§ Instructions for the task: Do not carry the pictures over; copy every other part of the entries exactly.

********************

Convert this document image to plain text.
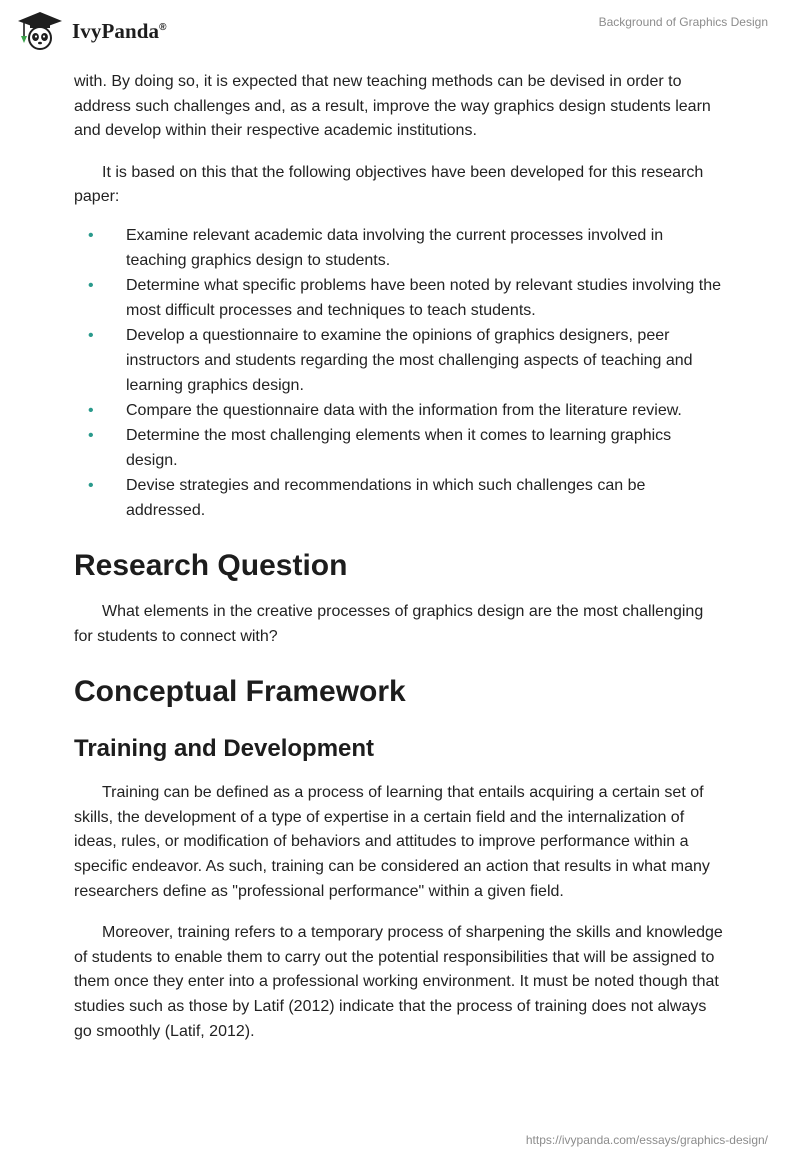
IvyPanda®	Background of Graphics Design

with. By doing so, it is expected that new teaching methods can be devised in order to address such challenges and, as a result, improve the way graphics design students learn and develop within their respective academic institutions.

It is based on this that the following objectives have been developed for this research paper:

• Examine relevant academic data involving the current processes involved in teaching graphics design to students.
• Determine what specific problems have been noted by relevant studies involving the most difficult processes and techniques to teach students.
• Develop a questionnaire to examine the opinions of graphics designers, peer instructors and students regarding the most challenging aspects of teaching and learning graphics design.
• Compare the questionnaire data with the information from the literature review.
• Determine the most challenging elements when it comes to learning graphics design.
• Devise strategies and recommendations in which such challenges can be addressed.
Research Question

What elements in the creative processes of graphics design are the most challenging for students to connect with?

Conceptual Framework
Training and Development

Training can be defined as a process of learning that entails acquiring a certain set of skills, the development of a type of expertise in a certain field and the internalization of ideas, rules, or modification of behaviors and attitudes to improve performance within a specific endeavor. As such, training can be considered an action that results in what many researchers define as "professional performance" within a given field.

Moreover, training refers to a temporary process of sharpening the skills and knowledge of students to enable them to carry out the potential responsibilities that will be assigned to them once they enter into a professional working environment. It must be noted though that studies such as those by Latif (2012) indicate that the process of training does not always go smoothly (Latif, 2012).

https://ivypanda.com/essays/graphics-design/
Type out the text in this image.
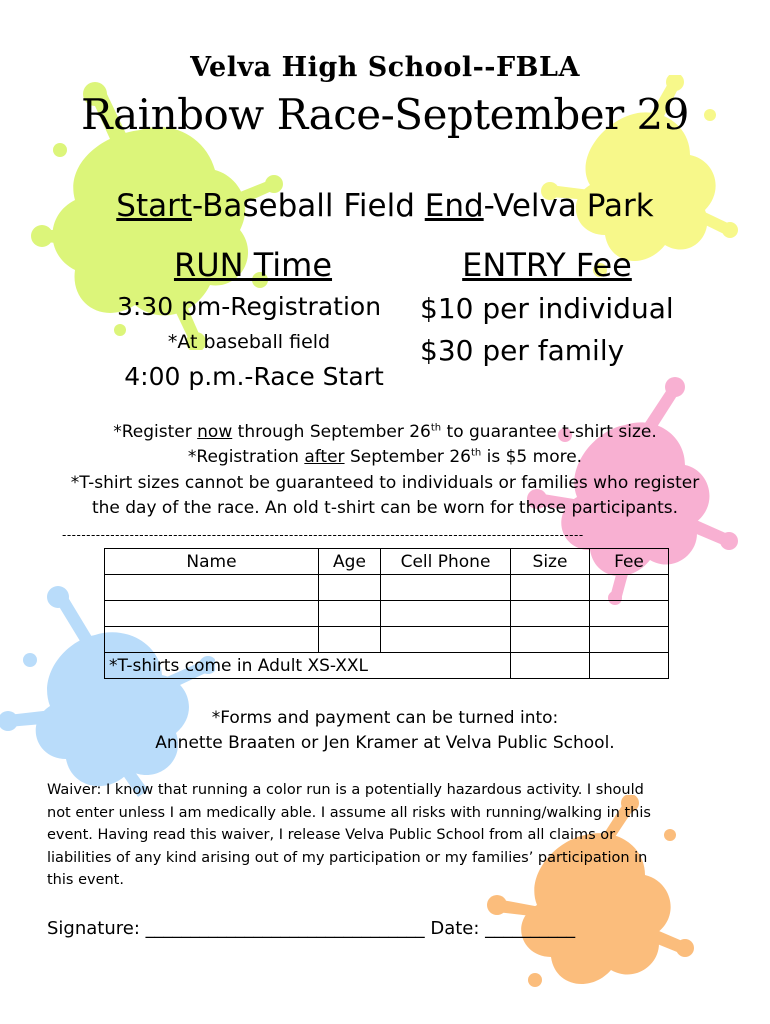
Velva High School--FBLA
Rainbow Race-September 29
Start-Baseball Field End-Velva Park
RUN Time
3:30 pm-Registration
*At baseball field
4:00 p.m.-Race Start
ENTRY Fee
$10 per individual
$30 per family
*Register now through September 26th to guarantee t-shirt size.
*Registration after September 26th is $5 more.
*T-shirt sizes cannot be guaranteed to individuals or families who register
the day of the race. An old t-shirt can be worn for those participants.
------------------------------------------------------------------------------------------------------------
Name	Age	Cell Phone	Size	Fee

*T-shirts come in Adult XS-XXL				
*Forms and payment can be turned into:
Annette Braaten or Jen Kramer at Velva Public School.
Waiver: I know that running a color run is a potentially hazardous activity. I should
not enter unless I am medically able. I assume all risks with running/walking in this
event. Having read this waiver, I release Velva Public School from all claims or
liabilities of any kind arising out of my participation or my families’ participation in
this event.
Signature: _______________________________ Date: __________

********************

§ Result of this task:
Convert this document image to plain text.
IvyPanda®	Background of Graphics Design

with. By doing so, it is expected that new teaching methods can be devised in order to address such challenges and, as a result, improve the way graphics design students learn and develop within their respective academic institutions.

It is based on this that the following objectives have been developed for this research paper:

• Examine relevant academic data involving the current processes involved in teaching graphics design to students.
• Determine what specific problems have been noted by relevant studies involving the most difficult processes and techniques to teach students.
• Develop a questionnaire to examine the opinions of graphics designers, peer instructors and students regarding the most challenging aspects of teaching and learning graphics design.
• Compare the questionnaire data with the information from the literature review.
• Determine the most challenging elements when it comes to learning graphics design.
• Devise strategies and recommendations in which such challenges can be addressed.
Research Question

What elements in the creative processes of graphics design are the most challenging for students to connect with?

Conceptual Framework
Training and Development

Training can be defined as a process of learning that entails acquiring a certain set of skills, the development of a type of expertise in a certain field and the internalization of ideas, rules, or modification of behaviors and attitudes to improve performance within a specific endeavor. As such, training can be considered an action that results in what many researchers define as "professional performance" within a given field.

Moreover, training refers to a temporary process of sharpening the skills and knowledge of students to enable them to carry out the potential responsibilities that will be assigned to them once they enter into a professional working environment. It must be noted though that studies such as those by Latif (2012) indicate that the process of training does not always go smoothly (Latif, 2012).

https://ivypanda.com/essays/graphics-design/
Type out the text in this image.
Velva High School--FBLA
Rainbow Race-September 29
Start-Baseball Field End-Velva Park
RUN Time
3:30 pm-Registration
*At baseball field
4:00 p.m.-Race Start
ENTRY Fee
$10 per individual
$30 per family
*Register now through September 26th to guarantee t-shirt size.
*Registration after September 26th is $5 more.
*T-shirt sizes cannot be guaranteed to individuals or families who register
the day of the race. An old t-shirt can be worn for those participants.
------------------------------------------------------------------------------------------------------------
Name	Age	Cell Phone	Size	Fee

*T-shirts come in Adult XS-XXL				
*Forms and payment can be turned into:
Annette Braaten or Jen Kramer at Velva Public School.
Waiver: I know that running a color run is a potentially hazardous activity. I should
not enter unless I am medically able. I assume all risks with running/walking in this
event. Having read this waiver, I release Velva Public School from all claims or
liabilities of any kind arising out of my participation or my families’ participation in
this event.
Signature: _______________________________ Date: __________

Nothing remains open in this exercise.